Output every record below exactly as it appears.

══ Excerpted data ══

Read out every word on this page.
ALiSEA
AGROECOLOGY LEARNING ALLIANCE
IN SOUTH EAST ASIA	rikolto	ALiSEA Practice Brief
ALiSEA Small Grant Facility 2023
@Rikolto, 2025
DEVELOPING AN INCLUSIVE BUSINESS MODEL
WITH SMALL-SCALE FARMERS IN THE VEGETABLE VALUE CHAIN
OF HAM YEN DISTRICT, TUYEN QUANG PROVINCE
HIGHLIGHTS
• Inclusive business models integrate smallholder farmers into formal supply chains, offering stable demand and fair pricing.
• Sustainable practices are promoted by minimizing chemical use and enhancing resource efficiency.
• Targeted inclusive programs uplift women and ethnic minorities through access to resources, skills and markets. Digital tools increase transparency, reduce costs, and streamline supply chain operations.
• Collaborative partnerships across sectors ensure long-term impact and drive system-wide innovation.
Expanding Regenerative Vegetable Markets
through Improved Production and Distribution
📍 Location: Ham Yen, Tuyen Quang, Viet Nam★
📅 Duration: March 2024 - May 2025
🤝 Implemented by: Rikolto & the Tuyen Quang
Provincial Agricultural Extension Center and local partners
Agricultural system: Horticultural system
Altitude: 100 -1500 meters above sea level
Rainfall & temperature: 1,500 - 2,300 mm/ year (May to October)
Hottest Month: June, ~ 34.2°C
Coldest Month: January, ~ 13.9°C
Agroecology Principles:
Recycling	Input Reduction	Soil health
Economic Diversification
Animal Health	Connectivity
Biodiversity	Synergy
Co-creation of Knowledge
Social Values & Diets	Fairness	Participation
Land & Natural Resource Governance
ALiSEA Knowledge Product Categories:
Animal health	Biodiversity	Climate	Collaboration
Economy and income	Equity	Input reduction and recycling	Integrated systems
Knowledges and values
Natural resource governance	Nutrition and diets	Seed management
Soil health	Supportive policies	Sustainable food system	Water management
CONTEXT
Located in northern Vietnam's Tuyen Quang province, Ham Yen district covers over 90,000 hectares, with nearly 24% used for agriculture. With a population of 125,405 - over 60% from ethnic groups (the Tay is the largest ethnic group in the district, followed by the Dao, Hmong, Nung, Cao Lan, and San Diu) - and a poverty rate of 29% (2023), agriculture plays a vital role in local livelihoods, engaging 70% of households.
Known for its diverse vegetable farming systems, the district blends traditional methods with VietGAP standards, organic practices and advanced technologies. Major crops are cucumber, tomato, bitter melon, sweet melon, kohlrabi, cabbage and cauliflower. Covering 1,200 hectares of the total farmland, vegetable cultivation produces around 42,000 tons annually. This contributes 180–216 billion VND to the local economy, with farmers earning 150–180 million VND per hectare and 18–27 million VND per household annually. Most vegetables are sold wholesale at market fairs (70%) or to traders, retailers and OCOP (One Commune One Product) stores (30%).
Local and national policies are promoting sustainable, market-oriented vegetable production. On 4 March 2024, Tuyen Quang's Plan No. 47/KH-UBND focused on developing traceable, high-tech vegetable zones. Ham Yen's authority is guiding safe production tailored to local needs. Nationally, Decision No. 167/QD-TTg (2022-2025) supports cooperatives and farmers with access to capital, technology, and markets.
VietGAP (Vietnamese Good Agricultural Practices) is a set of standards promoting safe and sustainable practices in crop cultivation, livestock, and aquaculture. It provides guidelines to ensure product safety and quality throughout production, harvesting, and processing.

═══

- **Solution for this exercise**
Read out every word on this page.
ALiSEA
AGROECOLOGY LEARNING ALLIANCE
IN SOUTH EAST ASIA	rikolto	ALiSEA Practice Brief
ALiSEA Small Grant Facility 2023
@Rikolto, 2025
DEVELOPING AN INCLUSIVE BUSINESS MODEL
WITH SMALL-SCALE FARMERS IN THE VEGETABLE VALUE CHAIN
OF HAM YEN DISTRICT, TUYEN QUANG PROVINCE
HIGHLIGHTS
• Inclusive business models integrate smallholder farmers into formal supply chains, offering stable demand and fair pricing.
• Sustainable practices are promoted by minimizing chemical use and enhancing resource efficiency.
• Targeted inclusive programs uplift women and ethnic minorities through access to resources, skills and markets. Digital tools increase transparency, reduce costs, and streamline supply chain operations.
• Collaborative partnerships across sectors ensure long-term impact and drive system-wide innovation.
Expanding Regenerative Vegetable Markets
through Improved Production and Distribution
📍 Location: Ham Yen, Tuyen Quang, Viet Nam★
📅 Duration: March 2024 - May 2025
🤝 Implemented by: Rikolto & the Tuyen Quang
Provincial Agricultural Extension Center and local partners
Agricultural system: Horticultural system
Altitude: 100 -1500 meters above sea level
Rainfall & temperature: 1,500 - 2,300 mm/ year (May to October)
Hottest Month: June, ~ 34.2°C
Coldest Month: January, ~ 13.9°C
Agroecology Principles:
Recycling	Input Reduction	Soil health
Economic Diversification
Animal Health	Connectivity
Biodiversity	Synergy
Co-creation of Knowledge
Social Values & Diets	Fairness	Participation
Land & Natural Resource Governance
ALiSEA Knowledge Product Categories:
Animal health	Biodiversity	Climate	Collaboration
Economy and income	Equity	Input reduction and recycling	Integrated systems
Knowledges and values
Natural resource governance	Nutrition and diets	Seed management
Soil health	Supportive policies	Sustainable food system	Water management
CONTEXT
Located in northern Vietnam's Tuyen Quang province, Ham Yen district covers over 90,000 hectares, with nearly 24% used for agriculture. With a population of 125,405 - over 60% from ethnic groups (the Tay is the largest ethnic group in the district, followed by the Dao, Hmong, Nung, Cao Lan, and San Diu) - and a poverty rate of 29% (2023), agriculture plays a vital role in local livelihoods, engaging 70% of households.
Known for its diverse vegetable farming systems, the district blends traditional methods with VietGAP standards, organic practices and advanced technologies. Major crops are cucumber, tomato, bitter melon, sweet melon, kohlrabi, cabbage and cauliflower. Covering 1,200 hectares of the total farmland, vegetable cultivation produces around 42,000 tons annually. This contributes 180–216 billion VND to the local economy, with farmers earning 150–180 million VND per hectare and 18–27 million VND per household annually. Most vegetables are sold wholesale at market fairs (70%) or to traders, retailers and OCOP (One Commune One Product) stores (30%).
Local and national policies are promoting sustainable, market-oriented vegetable production. On 4 March 2024, Tuyen Quang's Plan No. 47/KH-UBND focused on developing traceable, high-tech vegetable zones. Ham Yen's authority is guiding safe production tailored to local needs. Nationally, Decision No. 167/QD-TTg (2022-2025) supports cooperatives and farmers with access to capital, technology, and markets.
VietGAP (Vietnamese Good Agricultural Practices) is a set of standards promoting safe and sustainable practices in crop cultivation, livestock, and aquaculture. It provides guidelines to ensure product safety and quality throughout production, harvesting, and processing.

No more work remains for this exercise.